Set problem:
Give the count of lines that include the string "title". Add nothing to it.

Given data:

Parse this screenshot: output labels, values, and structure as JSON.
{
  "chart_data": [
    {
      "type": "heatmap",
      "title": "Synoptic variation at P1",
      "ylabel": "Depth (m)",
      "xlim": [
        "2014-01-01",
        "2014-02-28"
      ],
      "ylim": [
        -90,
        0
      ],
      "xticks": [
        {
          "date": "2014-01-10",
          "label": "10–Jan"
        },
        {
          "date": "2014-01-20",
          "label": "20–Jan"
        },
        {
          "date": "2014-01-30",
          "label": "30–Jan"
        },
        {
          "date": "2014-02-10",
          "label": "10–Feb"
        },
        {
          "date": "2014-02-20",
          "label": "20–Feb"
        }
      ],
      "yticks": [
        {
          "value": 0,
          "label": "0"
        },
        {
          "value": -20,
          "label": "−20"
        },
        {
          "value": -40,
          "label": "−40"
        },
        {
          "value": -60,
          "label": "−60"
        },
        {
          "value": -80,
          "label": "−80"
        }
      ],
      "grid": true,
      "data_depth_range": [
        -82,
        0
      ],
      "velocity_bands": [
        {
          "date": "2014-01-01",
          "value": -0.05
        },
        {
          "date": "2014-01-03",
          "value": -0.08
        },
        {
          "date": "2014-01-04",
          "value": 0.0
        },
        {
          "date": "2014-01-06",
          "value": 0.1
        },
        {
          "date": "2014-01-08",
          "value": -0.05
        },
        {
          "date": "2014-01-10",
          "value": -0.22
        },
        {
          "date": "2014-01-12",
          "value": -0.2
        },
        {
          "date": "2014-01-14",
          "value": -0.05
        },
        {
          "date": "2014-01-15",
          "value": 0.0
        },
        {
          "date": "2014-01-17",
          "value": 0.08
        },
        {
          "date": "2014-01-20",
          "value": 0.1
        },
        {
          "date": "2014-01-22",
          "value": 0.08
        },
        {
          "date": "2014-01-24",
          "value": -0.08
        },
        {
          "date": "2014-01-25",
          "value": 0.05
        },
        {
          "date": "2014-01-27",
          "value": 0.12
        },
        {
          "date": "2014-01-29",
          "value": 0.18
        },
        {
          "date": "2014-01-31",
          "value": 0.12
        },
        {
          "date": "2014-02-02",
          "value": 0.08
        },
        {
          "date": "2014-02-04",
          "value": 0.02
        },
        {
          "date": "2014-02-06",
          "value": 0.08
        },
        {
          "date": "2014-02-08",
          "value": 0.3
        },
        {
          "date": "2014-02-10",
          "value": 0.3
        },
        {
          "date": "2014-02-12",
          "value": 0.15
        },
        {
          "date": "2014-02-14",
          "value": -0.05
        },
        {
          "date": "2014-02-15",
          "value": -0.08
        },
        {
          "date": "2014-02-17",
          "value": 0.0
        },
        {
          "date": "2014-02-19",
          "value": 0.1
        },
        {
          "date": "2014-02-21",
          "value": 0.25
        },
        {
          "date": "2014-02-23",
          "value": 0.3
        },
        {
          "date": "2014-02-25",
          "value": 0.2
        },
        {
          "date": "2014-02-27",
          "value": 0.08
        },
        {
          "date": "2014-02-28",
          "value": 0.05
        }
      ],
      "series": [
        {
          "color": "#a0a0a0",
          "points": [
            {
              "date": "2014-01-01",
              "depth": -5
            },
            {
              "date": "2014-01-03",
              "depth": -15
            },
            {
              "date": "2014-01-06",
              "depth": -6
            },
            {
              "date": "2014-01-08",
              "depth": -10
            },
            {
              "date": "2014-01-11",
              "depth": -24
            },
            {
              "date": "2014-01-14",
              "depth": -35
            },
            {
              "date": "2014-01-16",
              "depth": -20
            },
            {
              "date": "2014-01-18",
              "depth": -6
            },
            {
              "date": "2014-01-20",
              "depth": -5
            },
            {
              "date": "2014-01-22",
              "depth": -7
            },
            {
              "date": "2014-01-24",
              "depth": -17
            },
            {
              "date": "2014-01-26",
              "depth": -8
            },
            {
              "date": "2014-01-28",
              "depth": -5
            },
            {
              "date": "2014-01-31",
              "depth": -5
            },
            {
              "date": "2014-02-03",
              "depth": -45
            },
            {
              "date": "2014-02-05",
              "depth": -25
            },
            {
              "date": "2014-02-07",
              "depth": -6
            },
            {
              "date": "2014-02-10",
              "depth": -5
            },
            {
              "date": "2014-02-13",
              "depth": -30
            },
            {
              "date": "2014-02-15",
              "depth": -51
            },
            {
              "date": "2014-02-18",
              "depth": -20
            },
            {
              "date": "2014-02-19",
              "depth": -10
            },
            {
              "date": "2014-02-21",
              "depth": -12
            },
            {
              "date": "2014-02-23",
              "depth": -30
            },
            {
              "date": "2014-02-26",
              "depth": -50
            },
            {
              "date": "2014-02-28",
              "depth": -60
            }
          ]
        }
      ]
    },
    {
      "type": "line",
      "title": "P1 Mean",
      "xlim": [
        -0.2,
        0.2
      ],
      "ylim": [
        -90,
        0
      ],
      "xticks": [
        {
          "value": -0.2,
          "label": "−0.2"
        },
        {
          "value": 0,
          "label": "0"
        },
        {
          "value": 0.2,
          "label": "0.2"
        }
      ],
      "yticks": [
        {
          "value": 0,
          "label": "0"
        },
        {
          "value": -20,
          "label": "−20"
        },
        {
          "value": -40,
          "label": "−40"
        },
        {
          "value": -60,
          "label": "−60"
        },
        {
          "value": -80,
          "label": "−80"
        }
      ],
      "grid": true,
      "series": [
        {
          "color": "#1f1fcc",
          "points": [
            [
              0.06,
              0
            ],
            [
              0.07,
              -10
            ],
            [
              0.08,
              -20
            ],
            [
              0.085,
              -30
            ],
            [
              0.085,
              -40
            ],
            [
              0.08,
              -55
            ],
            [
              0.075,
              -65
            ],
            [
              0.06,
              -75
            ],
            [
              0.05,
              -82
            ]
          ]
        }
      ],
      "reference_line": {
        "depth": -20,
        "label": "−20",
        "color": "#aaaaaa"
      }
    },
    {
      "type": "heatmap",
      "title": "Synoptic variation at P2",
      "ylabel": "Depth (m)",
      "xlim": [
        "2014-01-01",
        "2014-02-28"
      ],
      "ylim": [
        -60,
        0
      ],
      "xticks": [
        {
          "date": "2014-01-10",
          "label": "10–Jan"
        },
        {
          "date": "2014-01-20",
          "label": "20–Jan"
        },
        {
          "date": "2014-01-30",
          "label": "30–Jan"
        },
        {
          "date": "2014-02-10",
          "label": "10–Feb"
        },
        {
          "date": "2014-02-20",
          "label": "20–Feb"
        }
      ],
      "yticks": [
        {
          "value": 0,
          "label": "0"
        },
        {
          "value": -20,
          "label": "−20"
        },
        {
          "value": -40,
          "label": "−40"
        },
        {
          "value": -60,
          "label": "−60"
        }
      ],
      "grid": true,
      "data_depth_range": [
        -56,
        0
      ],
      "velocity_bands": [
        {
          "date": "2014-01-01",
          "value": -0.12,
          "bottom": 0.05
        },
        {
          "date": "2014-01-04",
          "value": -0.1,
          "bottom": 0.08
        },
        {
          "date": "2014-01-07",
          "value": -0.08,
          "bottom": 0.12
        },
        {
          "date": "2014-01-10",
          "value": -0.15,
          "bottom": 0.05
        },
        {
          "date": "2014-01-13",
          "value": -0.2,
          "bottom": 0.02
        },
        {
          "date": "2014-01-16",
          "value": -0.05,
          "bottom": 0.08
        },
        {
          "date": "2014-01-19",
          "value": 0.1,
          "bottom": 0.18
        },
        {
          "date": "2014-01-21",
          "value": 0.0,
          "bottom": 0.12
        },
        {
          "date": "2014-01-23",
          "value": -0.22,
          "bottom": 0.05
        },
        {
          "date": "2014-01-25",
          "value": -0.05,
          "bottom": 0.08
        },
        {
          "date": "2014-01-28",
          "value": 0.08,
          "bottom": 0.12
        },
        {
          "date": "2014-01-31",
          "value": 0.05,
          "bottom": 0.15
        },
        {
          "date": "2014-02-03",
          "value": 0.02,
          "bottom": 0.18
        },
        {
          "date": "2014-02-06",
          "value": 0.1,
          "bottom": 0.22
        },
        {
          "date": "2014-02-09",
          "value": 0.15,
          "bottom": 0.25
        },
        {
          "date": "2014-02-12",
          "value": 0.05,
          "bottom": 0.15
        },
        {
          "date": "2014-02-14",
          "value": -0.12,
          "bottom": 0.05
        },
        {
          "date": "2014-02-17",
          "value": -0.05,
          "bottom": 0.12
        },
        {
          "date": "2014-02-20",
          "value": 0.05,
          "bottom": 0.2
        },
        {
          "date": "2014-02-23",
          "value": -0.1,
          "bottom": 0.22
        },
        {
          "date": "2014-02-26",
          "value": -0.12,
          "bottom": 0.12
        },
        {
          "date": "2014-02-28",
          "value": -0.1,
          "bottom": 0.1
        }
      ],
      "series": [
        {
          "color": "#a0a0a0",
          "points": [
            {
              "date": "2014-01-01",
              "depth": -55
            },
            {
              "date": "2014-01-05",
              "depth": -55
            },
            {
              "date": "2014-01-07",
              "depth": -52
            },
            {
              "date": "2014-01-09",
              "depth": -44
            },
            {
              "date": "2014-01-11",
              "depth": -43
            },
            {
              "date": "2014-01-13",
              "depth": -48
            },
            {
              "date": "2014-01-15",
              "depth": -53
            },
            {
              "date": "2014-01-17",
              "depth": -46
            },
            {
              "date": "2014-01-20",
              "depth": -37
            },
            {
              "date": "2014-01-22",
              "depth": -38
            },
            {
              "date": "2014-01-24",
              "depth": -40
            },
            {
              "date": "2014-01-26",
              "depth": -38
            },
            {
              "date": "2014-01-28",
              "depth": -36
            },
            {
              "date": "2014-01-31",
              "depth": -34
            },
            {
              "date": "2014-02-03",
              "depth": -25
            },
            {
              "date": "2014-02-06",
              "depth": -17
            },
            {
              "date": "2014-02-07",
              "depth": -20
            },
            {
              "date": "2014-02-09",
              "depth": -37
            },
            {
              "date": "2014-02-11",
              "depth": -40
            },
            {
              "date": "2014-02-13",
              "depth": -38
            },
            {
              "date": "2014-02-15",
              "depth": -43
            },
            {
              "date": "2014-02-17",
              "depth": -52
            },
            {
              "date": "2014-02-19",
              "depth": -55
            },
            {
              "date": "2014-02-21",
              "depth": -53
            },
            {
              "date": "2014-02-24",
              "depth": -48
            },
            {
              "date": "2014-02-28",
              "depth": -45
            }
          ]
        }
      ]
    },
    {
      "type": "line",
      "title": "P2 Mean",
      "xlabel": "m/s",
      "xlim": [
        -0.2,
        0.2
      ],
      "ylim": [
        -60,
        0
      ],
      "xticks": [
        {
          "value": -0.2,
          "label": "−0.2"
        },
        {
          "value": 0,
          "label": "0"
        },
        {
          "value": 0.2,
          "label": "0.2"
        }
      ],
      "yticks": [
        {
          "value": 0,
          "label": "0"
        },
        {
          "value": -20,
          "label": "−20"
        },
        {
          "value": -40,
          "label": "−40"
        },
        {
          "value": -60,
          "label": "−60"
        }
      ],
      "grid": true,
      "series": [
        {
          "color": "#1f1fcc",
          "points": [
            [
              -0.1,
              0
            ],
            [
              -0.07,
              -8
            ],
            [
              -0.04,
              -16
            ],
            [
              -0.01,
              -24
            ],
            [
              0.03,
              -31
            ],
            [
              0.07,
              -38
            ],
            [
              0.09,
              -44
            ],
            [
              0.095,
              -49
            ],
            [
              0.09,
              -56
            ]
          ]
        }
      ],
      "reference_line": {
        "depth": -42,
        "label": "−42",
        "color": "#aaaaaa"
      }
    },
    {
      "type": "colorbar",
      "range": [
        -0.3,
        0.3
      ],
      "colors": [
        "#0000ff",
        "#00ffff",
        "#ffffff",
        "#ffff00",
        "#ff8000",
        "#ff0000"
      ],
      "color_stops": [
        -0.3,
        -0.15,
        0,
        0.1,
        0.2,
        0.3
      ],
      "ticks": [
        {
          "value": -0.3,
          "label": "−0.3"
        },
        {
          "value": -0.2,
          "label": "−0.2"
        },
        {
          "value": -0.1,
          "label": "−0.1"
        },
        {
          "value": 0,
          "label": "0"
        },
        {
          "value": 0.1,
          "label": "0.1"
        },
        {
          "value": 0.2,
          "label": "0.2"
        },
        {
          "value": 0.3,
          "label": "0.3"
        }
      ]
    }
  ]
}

Complete output:
4